## STATED PROBLEM
Draw out every line with the word "Irregularities" from the listing below.

## GIVEN DATA

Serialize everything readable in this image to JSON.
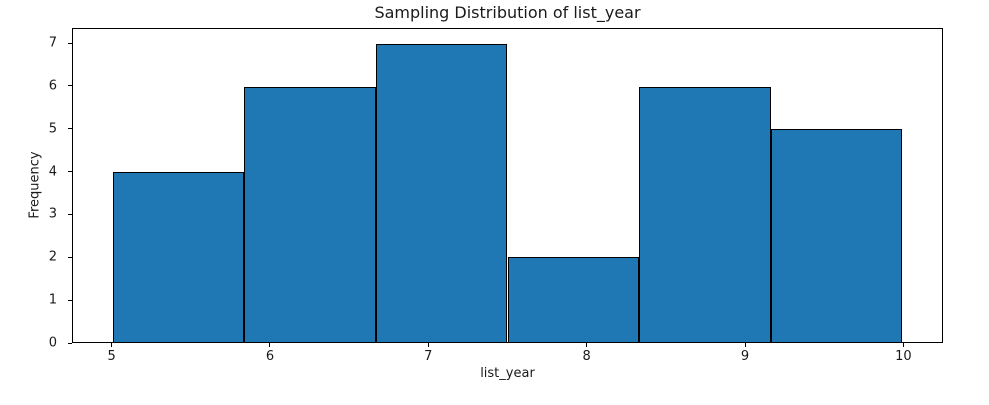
{
  "chart_data": {
    "type": "bar",
    "subtype": "histogram",
    "title": "Sampling Distribution of list_year",
    "xlabel": "list_year",
    "ylabel": "Frequency",
    "bin_edges": [
      5,
      5.8333,
      6.6667,
      7.5,
      8.3333,
      9.1667,
      10
    ],
    "frequencies": [
      4,
      6,
      7,
      2,
      6,
      5
    ],
    "xticks": [
      5,
      6,
      7,
      8,
      9,
      10
    ],
    "yticks": [
      0,
      1,
      2,
      3,
      4,
      5,
      6,
      7
    ],
    "xlim": [
      4.75,
      10.25
    ],
    "ylim": [
      0,
      7.35
    ],
    "grid": false,
    "legend": null,
    "bar_color": "#1f77b4",
    "bar_edge_color": "#000000",
    "background_color": "#ffffff",
    "spine_color": "#000000"
  }
}
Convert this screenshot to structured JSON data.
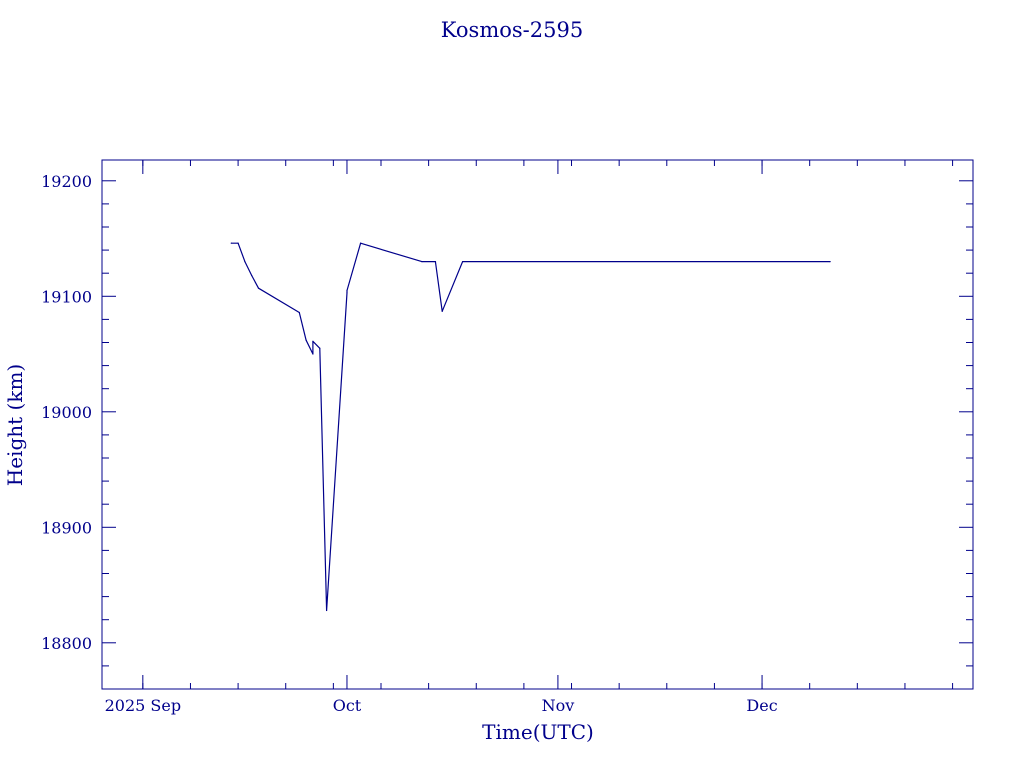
{
  "colors": {
    "ink": "#00008b",
    "background": "#ffffff"
  },
  "chart_data": {
    "type": "line",
    "title": "Kosmos-2595",
    "xlabel": "Time(UTC)",
    "ylabel": "Height (km)",
    "xlim": [
      "2025-08-26",
      "2026-01-01"
    ],
    "ylim": [
      18760,
      19218
    ],
    "x_ticks": [
      {
        "date": "2025-09-01",
        "label": "2025 Sep"
      },
      {
        "date": "2025-10-01",
        "label": "Oct"
      },
      {
        "date": "2025-11-01",
        "label": "Nov"
      },
      {
        "date": "2025-12-01",
        "label": "Dec"
      }
    ],
    "y_ticks": [
      {
        "value": 18800,
        "label": "18800"
      },
      {
        "value": 18900,
        "label": "18900"
      },
      {
        "value": 19000,
        "label": "19000"
      },
      {
        "value": 19100,
        "label": "19100"
      },
      {
        "value": 19200,
        "label": "19200"
      }
    ],
    "grid": false,
    "legend": "none",
    "series": [
      {
        "points": [
          [
            "2025-09-14",
            19146
          ],
          [
            "2025-09-15",
            19146
          ],
          [
            "2025-09-16",
            19130
          ],
          [
            "2025-09-17",
            19118
          ],
          [
            "2025-09-18",
            19107
          ],
          [
            "2025-09-24",
            19086
          ],
          [
            "2025-09-25",
            19062
          ],
          [
            "2025-09-26",
            19050
          ],
          [
            "2025-09-26",
            19061
          ],
          [
            "2025-09-27",
            19055
          ],
          [
            "2025-09-28",
            18828
          ],
          [
            "2025-10-01",
            19103
          ],
          [
            "2025-10-01",
            19105
          ],
          [
            "2025-10-03",
            19146
          ],
          [
            "2025-10-12",
            19130
          ],
          [
            "2025-10-14",
            19130
          ],
          [
            "2025-10-15",
            19087
          ],
          [
            "2025-10-18",
            19130
          ],
          [
            "2025-12-11",
            19130
          ]
        ]
      }
    ]
  }
}
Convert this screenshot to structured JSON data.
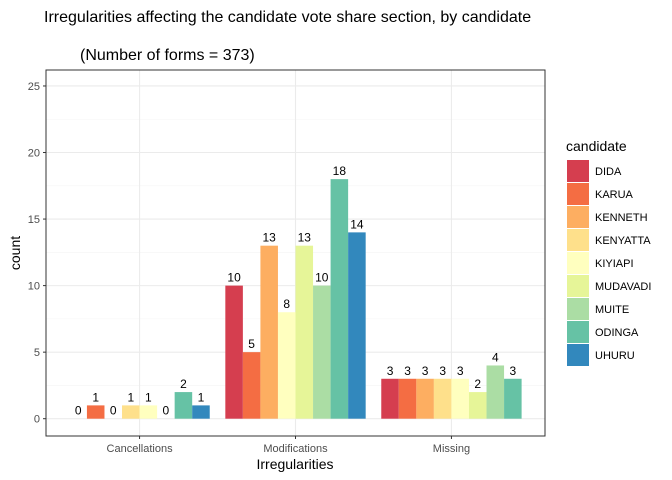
{
  "chart_data": {
    "type": "bar",
    "title": "Irregularities affecting the candidate vote share section, by candidate",
    "subtitle": "(Number of forms = 373)",
    "xlabel": "Irregularities",
    "ylabel": "count",
    "ylim": [
      -1.3,
      26.2
    ],
    "yticks": [
      0,
      5,
      10,
      15,
      20,
      25
    ],
    "grid": true,
    "legend_title": "candidate",
    "legend_position": "right",
    "categories": [
      "Cancellations",
      "Modifications",
      "Missing"
    ],
    "series": [
      {
        "name": "DIDA",
        "color": "#D53E4F",
        "values": [
          0,
          10,
          3
        ]
      },
      {
        "name": "KARUA",
        "color": "#F46D43",
        "values": [
          1,
          5,
          3
        ]
      },
      {
        "name": "KENNETH",
        "color": "#FDAE61",
        "values": [
          0,
          13,
          3
        ]
      },
      {
        "name": "KENYATTA",
        "color": "#FEE08B",
        "values": [
          1,
          null,
          3
        ]
      },
      {
        "name": "KIYIAPI",
        "color": "#FFFFBF",
        "values": [
          1,
          8,
          3
        ]
      },
      {
        "name": "MUDAVADI",
        "color": "#E6F598",
        "values": [
          0,
          13,
          2
        ]
      },
      {
        "name": "MUITE",
        "color": "#ABDDA4",
        "values": [
          null,
          10,
          4
        ]
      },
      {
        "name": "ODINGA",
        "color": "#66C2A5",
        "values": [
          2,
          18,
          3
        ]
      },
      {
        "name": "UHURU",
        "color": "#3288BD",
        "values": [
          1,
          14,
          null
        ]
      }
    ]
  }
}
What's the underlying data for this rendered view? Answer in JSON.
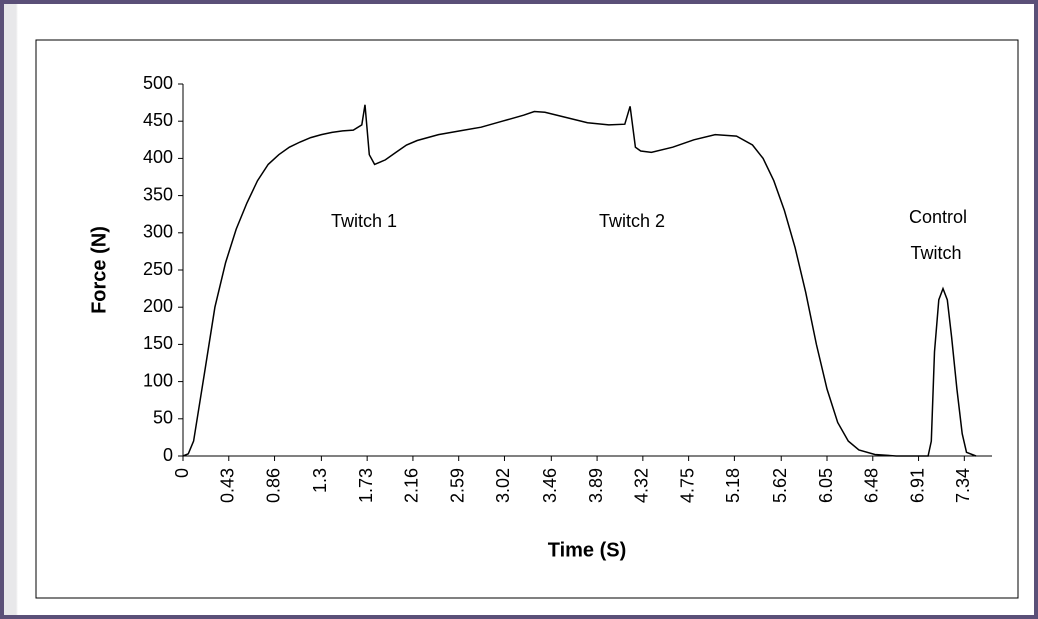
{
  "chart_data": {
    "type": "line",
    "xlabel": "Time (S)",
    "ylabel": "Force (N)",
    "annotations": [
      "Twitch 1",
      "Twitch 2",
      "Control",
      "Twitch"
    ],
    "x": [
      0,
      0.05,
      0.1,
      0.2,
      0.3,
      0.4,
      0.5,
      0.6,
      0.7,
      0.8,
      0.9,
      1.0,
      1.1,
      1.2,
      1.3,
      1.4,
      1.5,
      1.6,
      1.68,
      1.71,
      1.75,
      1.8,
      1.9,
      2.0,
      2.1,
      2.2,
      2.4,
      2.6,
      2.8,
      3.0,
      3.2,
      3.3,
      3.4,
      3.6,
      3.8,
      4.0,
      4.15,
      4.2,
      4.25,
      4.3,
      4.4,
      4.6,
      4.8,
      5.0,
      5.2,
      5.35,
      5.45,
      5.55,
      5.65,
      5.75,
      5.85,
      5.95,
      6.05,
      6.15,
      6.25,
      6.35,
      6.5,
      6.7,
      6.9,
      7.0,
      7.03,
      7.06,
      7.1,
      7.14,
      7.18,
      7.22,
      7.27,
      7.32,
      7.36,
      7.45
    ],
    "values": [
      0,
      3,
      20,
      110,
      200,
      260,
      305,
      340,
      370,
      392,
      405,
      415,
      422,
      428,
      432,
      435,
      437,
      438,
      445,
      472,
      405,
      392,
      398,
      408,
      418,
      424,
      432,
      437,
      442,
      450,
      458,
      463,
      462,
      455,
      448,
      445,
      446,
      470,
      415,
      410,
      408,
      415,
      425,
      432,
      430,
      418,
      400,
      370,
      330,
      280,
      220,
      150,
      90,
      45,
      20,
      8,
      2,
      0,
      0,
      0,
      20,
      140,
      210,
      225,
      210,
      160,
      90,
      30,
      5,
      0
    ],
    "color": "#000000",
    "xlim": [
      0,
      7.6
    ],
    "ylim": [
      0,
      500
    ],
    "xticks": [
      0,
      0.43,
      0.86,
      1.3,
      1.73,
      2.16,
      2.59,
      3.02,
      3.46,
      3.89,
      4.32,
      4.75,
      5.18,
      5.62,
      6.05,
      6.48,
      6.91,
      7.34
    ],
    "yticks": [
      0,
      50,
      100,
      150,
      200,
      250,
      300,
      350,
      400,
      450,
      500
    ],
    "grid": false
  }
}
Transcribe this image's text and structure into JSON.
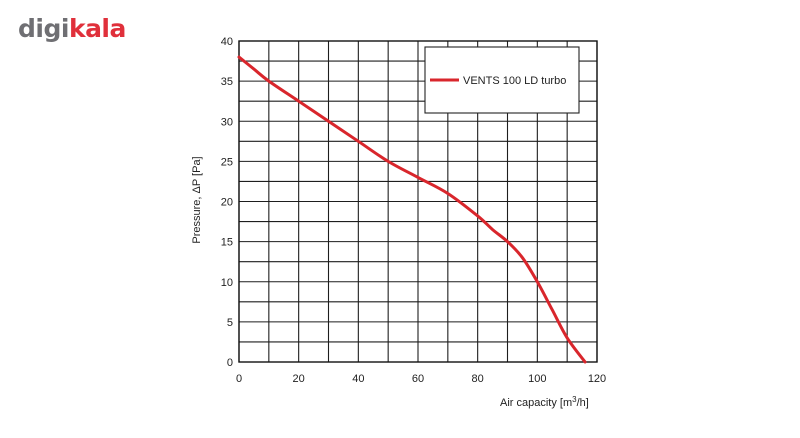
{
  "brand": {
    "part1": "digi",
    "part2": "kala",
    "color_gray": "#6f6f73",
    "color_red": "#e0303b"
  },
  "chart_data": {
    "type": "line",
    "xlabel": "Air capacity [m³/h]",
    "ylabel": "Pressure, ΔP [Pa]",
    "xlim": [
      0,
      120
    ],
    "ylim": [
      0,
      40
    ],
    "xticks": [
      "0",
      "20",
      "40",
      "60",
      "80",
      "100",
      "120"
    ],
    "yticks": [
      "0",
      "5",
      "10",
      "15",
      "20",
      "25",
      "30",
      "35",
      "40"
    ],
    "grid": true,
    "legend_position": "top-right",
    "series": [
      {
        "name": "VENTS 100 LD turbo",
        "color": "#d9262c",
        "x": [
          0,
          5,
          10,
          20,
          30,
          40,
          50,
          60,
          70,
          80,
          85,
          90,
          95,
          100,
          105,
          110,
          116
        ],
        "y": [
          38,
          36.5,
          35,
          32.5,
          30,
          27.5,
          25,
          23,
          21,
          18.2,
          16.5,
          15,
          13,
          10,
          6.5,
          3,
          0
        ]
      }
    ]
  }
}
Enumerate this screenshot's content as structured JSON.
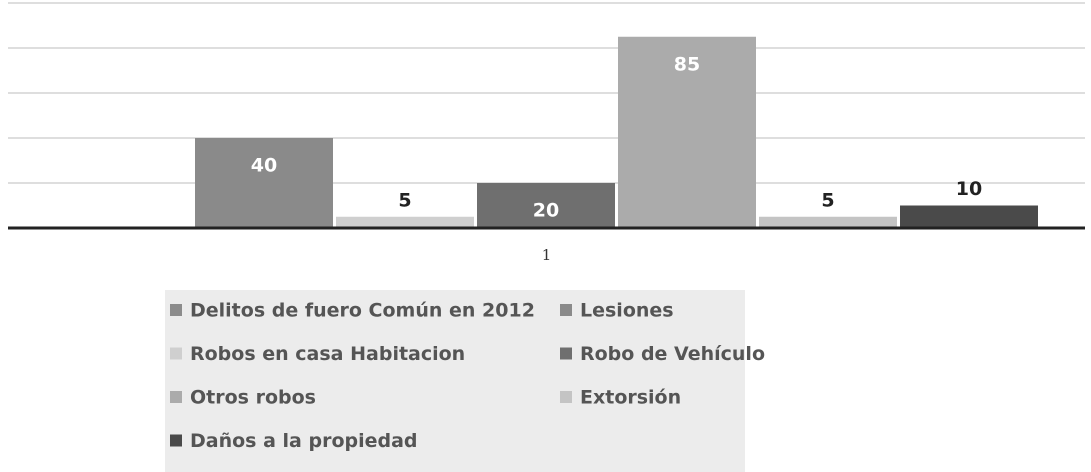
{
  "chart_data": {
    "type": "bar",
    "categories": [
      "1"
    ],
    "series": [
      {
        "name": "Delitos de fuero Común en 2012",
        "color": "#8c8c8c",
        "values": [
          null
        ]
      },
      {
        "name": "Lesiones",
        "color": "#8a8a8a",
        "values": [
          40
        ]
      },
      {
        "name": "Robos en casa Habitacion",
        "color": "#cfcfcf",
        "values": [
          5
        ]
      },
      {
        "name": "Robo de Vehículo",
        "color": "#6f6f6f",
        "values": [
          20
        ]
      },
      {
        "name": "Otros robos",
        "color": "#ababab",
        "values": [
          85
        ]
      },
      {
        "name": "Extorsión",
        "color": "#c4c4c4",
        "values": [
          5
        ]
      },
      {
        "name": "Daños a la propiedad",
        "color": "#4a4a4a",
        "values": [
          10
        ]
      }
    ],
    "ylim": [
      0,
      100
    ],
    "yticks": [
      0,
      20,
      40,
      60,
      80,
      100
    ],
    "grid": true,
    "legend": "bottom"
  }
}
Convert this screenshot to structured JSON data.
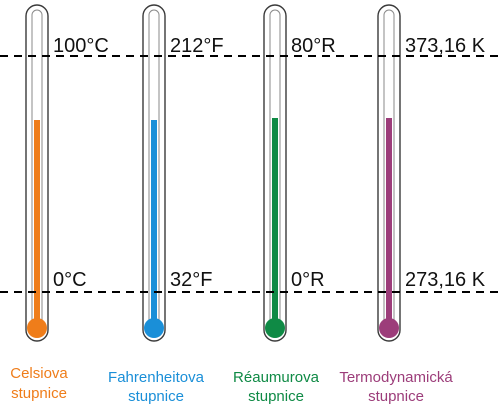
{
  "thermometers": [
    {
      "color": "#ef7d1a",
      "top_label": "100°C",
      "bottom_label": "0°C",
      "caption_line1": "Celsiova",
      "caption_line2": "stupnice"
    },
    {
      "color": "#1a8fd8",
      "top_label": "212°F",
      "bottom_label": "32°F",
      "caption_line1": "Fahrenheitova",
      "caption_line2": "stupnice"
    },
    {
      "color": "#0f8a45",
      "top_label": "80°R",
      "bottom_label": "0°R",
      "caption_line1": "Réaumurova",
      "caption_line2": "stupnice"
    },
    {
      "color": "#9c3d7a",
      "top_label": "373,16 K",
      "bottom_label": "273,16 K",
      "caption_line1": "Termodynamická",
      "caption_line2": "stupnice"
    }
  ]
}
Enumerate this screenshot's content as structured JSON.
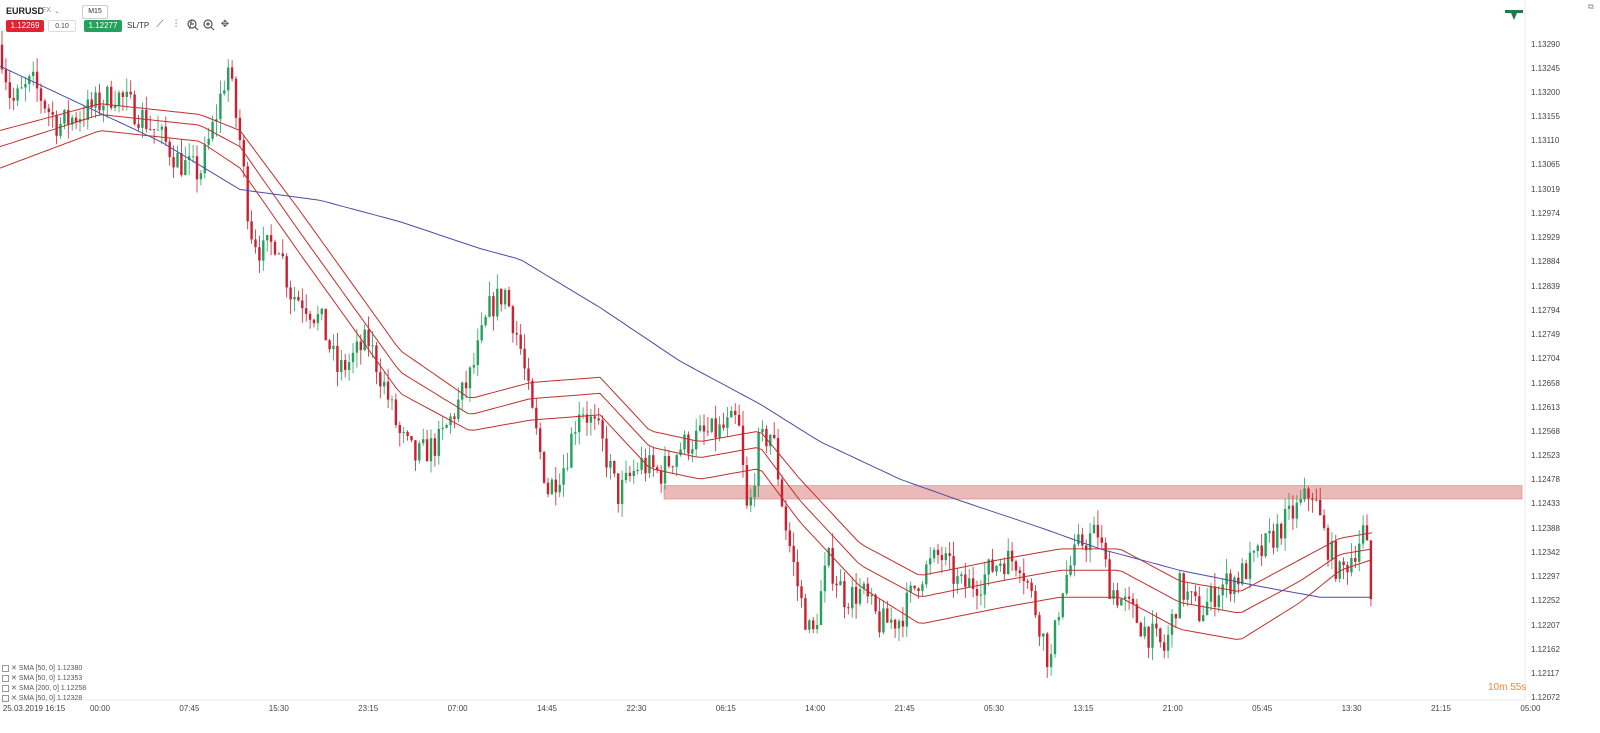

## RESPONSE TO THE TASK
    "title": "Irregularities affecting the candidate vote share section, by candidate",
    "xlabel": "Irregularities",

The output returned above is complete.